[Stored records]
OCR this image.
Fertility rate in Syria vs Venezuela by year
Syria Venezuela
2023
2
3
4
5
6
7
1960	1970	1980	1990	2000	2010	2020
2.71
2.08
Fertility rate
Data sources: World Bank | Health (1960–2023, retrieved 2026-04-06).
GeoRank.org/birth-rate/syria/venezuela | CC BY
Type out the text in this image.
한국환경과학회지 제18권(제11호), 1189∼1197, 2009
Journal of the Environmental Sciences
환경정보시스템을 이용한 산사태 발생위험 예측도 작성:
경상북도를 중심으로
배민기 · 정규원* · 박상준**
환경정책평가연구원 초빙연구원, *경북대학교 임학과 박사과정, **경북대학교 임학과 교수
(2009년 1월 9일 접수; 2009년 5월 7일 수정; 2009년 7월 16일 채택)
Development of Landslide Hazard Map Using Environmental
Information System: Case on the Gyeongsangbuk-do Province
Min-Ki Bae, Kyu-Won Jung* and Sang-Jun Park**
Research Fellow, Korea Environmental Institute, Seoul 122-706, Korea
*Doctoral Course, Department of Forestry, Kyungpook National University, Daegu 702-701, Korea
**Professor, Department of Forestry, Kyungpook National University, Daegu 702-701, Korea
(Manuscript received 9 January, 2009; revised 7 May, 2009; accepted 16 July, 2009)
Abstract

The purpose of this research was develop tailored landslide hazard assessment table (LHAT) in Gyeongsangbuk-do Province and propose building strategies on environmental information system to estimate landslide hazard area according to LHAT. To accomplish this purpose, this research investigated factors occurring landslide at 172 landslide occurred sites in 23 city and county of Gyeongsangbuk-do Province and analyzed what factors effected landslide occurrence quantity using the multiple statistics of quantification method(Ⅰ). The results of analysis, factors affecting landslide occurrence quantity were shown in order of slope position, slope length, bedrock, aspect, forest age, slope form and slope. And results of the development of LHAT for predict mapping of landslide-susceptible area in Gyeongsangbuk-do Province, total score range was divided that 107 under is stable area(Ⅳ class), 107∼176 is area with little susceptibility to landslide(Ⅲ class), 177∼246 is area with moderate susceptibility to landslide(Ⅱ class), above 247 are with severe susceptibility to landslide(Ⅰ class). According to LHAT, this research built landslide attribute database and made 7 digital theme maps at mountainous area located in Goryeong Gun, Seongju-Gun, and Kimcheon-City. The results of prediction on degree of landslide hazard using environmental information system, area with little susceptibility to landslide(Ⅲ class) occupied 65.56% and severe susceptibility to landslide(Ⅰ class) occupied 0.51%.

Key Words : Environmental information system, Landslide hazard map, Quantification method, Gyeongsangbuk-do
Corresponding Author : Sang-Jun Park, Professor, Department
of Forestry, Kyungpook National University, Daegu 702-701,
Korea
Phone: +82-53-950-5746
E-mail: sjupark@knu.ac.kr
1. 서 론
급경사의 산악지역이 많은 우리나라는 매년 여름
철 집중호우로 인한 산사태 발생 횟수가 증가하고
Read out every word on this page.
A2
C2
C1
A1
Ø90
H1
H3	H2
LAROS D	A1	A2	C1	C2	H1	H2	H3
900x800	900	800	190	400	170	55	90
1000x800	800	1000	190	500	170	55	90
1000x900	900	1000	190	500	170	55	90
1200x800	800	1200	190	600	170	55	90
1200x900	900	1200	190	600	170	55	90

REQUIRED WORK:
Extract the closing run of lines, starting with the one containing "Read out every word on this page." and ending at the last, exactly as written.

RESPONSE TO THE TASK:
Read out every word on this page.
A2
C2
C1
A1
Ø90
H1
H3	H2
LAROS D	A1	A2	C1	C2	H1	H2	H3
900x800	900	800	190	400	170	55	90
1000x800	800	1000	190	500	170	55	90
1000x900	900	1000	190	500	170	55	90
1200x800	800	1200	190	600	170	55	90
1200x900	900	1200	190	600	170	55	90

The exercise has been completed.